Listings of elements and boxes
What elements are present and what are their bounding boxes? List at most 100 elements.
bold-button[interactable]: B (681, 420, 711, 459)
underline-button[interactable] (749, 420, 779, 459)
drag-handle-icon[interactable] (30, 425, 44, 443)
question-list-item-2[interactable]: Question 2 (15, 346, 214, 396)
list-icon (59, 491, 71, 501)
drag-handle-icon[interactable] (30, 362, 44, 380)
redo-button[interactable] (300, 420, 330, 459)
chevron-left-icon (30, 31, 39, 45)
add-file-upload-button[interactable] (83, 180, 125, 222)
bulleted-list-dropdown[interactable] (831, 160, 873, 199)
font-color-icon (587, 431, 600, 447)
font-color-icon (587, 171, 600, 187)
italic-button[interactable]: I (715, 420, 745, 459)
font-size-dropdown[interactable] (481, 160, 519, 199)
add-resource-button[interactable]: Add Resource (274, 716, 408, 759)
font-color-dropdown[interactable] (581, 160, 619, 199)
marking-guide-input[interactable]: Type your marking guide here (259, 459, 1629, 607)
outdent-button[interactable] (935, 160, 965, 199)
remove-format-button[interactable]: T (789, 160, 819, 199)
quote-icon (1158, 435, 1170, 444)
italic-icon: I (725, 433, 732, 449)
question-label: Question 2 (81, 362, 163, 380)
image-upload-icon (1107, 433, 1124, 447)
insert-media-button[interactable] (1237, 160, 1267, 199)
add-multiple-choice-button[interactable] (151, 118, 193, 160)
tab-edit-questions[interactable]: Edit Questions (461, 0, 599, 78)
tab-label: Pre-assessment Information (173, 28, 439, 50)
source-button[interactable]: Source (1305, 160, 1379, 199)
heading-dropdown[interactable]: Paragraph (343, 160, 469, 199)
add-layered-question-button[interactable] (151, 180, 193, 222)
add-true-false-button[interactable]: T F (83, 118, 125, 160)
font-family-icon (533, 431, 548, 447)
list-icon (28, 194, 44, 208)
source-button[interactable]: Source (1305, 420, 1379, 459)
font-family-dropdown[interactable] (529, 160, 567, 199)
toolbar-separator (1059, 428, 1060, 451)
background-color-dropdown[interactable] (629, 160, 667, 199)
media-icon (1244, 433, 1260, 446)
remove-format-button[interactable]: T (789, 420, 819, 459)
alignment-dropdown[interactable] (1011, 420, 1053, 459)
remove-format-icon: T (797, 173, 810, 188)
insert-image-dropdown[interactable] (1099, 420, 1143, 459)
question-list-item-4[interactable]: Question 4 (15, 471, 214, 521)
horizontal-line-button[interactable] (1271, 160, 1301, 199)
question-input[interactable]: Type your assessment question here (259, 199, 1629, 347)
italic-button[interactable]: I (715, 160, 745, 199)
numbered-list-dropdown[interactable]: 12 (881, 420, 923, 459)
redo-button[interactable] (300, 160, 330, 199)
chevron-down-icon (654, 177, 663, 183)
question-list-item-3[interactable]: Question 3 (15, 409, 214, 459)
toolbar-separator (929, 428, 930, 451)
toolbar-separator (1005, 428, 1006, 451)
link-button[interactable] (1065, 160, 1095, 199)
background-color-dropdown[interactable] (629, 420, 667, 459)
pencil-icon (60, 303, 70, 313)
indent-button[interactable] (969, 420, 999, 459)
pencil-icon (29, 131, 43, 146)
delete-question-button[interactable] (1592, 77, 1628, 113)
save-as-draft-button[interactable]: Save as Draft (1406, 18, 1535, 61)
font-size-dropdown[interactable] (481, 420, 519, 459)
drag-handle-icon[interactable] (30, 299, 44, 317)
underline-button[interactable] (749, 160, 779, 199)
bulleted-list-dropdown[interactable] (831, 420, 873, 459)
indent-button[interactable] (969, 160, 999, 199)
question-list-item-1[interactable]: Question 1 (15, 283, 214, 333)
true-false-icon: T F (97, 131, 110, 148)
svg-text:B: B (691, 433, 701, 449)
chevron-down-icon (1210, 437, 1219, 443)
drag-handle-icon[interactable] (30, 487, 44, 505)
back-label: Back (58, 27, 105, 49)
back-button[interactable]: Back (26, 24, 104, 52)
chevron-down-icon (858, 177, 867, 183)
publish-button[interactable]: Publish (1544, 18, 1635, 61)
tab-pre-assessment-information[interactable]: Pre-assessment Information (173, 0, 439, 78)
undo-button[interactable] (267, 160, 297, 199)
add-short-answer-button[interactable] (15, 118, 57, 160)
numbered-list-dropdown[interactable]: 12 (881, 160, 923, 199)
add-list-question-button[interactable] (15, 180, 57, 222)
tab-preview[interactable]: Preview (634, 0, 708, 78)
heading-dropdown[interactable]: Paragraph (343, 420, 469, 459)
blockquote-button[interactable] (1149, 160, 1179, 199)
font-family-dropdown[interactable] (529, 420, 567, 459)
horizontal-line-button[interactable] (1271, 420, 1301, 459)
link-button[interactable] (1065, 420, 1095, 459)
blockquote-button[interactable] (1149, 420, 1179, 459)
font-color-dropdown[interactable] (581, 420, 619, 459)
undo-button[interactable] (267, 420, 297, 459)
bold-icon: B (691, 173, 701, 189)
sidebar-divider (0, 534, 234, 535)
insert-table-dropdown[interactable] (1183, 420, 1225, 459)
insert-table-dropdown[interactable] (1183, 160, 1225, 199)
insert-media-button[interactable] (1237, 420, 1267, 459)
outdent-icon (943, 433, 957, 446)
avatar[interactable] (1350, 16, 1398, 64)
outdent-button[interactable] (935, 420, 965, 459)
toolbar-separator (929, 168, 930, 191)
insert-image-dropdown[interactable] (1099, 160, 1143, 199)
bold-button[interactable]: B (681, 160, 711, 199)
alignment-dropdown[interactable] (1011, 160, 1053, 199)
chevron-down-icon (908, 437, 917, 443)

YOUR OBJECTIVE:
Pull out the lines of the items verbatim, starting with the very first line and ending with the line that contains "question-label: Question 2", keeping both of those lines.

SOLUTION TO THIS TASK:
What elements are present and what are their bounding boxes? List at most 100 elements.
bold-button[interactable]: B (681, 420, 711, 459)
underline-button[interactable] (749, 420, 779, 459)
drag-handle-icon[interactable] (30, 425, 44, 443)
question-list-item-2[interactable]: Question 2 (15, 346, 214, 396)
list-icon (59, 491, 71, 501)
drag-handle-icon[interactable] (30, 362, 44, 380)
redo-button[interactable] (300, 420, 330, 459)
chevron-left-icon (30, 31, 39, 45)
add-file-upload-button[interactable] (83, 180, 125, 222)
bulleted-list-dropdown[interactable] (831, 160, 873, 199)
font-color-icon (587, 431, 600, 447)
font-color-icon (587, 171, 600, 187)
italic-button[interactable]: I (715, 420, 745, 459)
font-size-dropdown[interactable] (481, 160, 519, 199)
add-resource-button[interactable]: Add Resource (274, 716, 408, 759)
font-color-dropdown[interactable] (581, 160, 619, 199)
marking-guide-input[interactable]: Type your marking guide here (259, 459, 1629, 607)
outdent-button[interactable] (935, 160, 965, 199)
remove-format-button[interactable]: T (789, 160, 819, 199)
quote-icon (1158, 435, 1170, 444)
italic-icon: I (725, 433, 732, 449)
question-label: Question 2 (81, 362, 163, 380)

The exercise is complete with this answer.